** To do **
Output the material below in full, exactly as it is.

** Excerpted data **
......

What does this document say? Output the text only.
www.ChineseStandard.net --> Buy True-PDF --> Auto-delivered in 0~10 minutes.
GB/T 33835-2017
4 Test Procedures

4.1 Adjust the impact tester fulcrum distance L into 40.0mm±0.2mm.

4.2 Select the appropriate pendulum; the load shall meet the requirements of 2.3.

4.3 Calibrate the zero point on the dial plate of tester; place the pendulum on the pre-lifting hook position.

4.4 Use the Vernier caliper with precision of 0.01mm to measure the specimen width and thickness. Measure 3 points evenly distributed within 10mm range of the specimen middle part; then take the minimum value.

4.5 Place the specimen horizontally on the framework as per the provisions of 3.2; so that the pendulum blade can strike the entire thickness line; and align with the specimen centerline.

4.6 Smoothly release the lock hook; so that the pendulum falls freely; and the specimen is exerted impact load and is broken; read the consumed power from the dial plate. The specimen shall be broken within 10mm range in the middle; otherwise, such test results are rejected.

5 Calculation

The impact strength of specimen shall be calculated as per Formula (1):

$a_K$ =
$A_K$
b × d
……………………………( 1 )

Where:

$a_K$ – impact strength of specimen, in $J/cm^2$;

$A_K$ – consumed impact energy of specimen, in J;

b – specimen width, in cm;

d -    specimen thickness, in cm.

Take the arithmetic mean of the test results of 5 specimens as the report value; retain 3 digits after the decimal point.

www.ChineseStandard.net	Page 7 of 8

......

** Written response **
What does this document say? Output the text only.
www.ChineseStandard.net --> Buy True-PDF --> Auto-delivered in 0~10 minutes.
GB/T 33835-2017
4 Test Procedures

4.1 Adjust the impact tester fulcrum distance L into 40.0mm±0.2mm.

4.2 Select the appropriate pendulum; the load shall meet the requirements of 2.3.

4.3 Calibrate the zero point on the dial plate of tester; place the pendulum on the pre-lifting hook position.

4.4 Use the Vernier caliper with precision of 0.01mm to measure the specimen width and thickness. Measure 3 points evenly distributed within 10mm range of the specimen middle part; then take the minimum value.

4.5 Place the specimen horizontally on the framework as per the provisions of 3.2; so that the pendulum blade can strike the entire thickness line; and align with the specimen centerline.

4.6 Smoothly release the lock hook; so that the pendulum falls freely; and the specimen is exerted impact load and is broken; read the consumed power from the dial plate. The specimen shall be broken within 10mm range in the middle; otherwise, such test results are rejected.

5 Calculation

The impact strength of specimen shall be calculated as per Formula (1):

$a_K$ =
$A_K$
b × d
……………………………( 1 )

Where:

$a_K$ – impact strength of specimen, in $J/cm^2$;

$A_K$ – consumed impact energy of specimen, in J;

b – specimen width, in cm;

d -    specimen thickness, in cm.

Take the arithmetic mean of the test results of 5 specimens as the report value; retain 3 digits after the decimal point.

www.ChineseStandard.net	Page 7 of 8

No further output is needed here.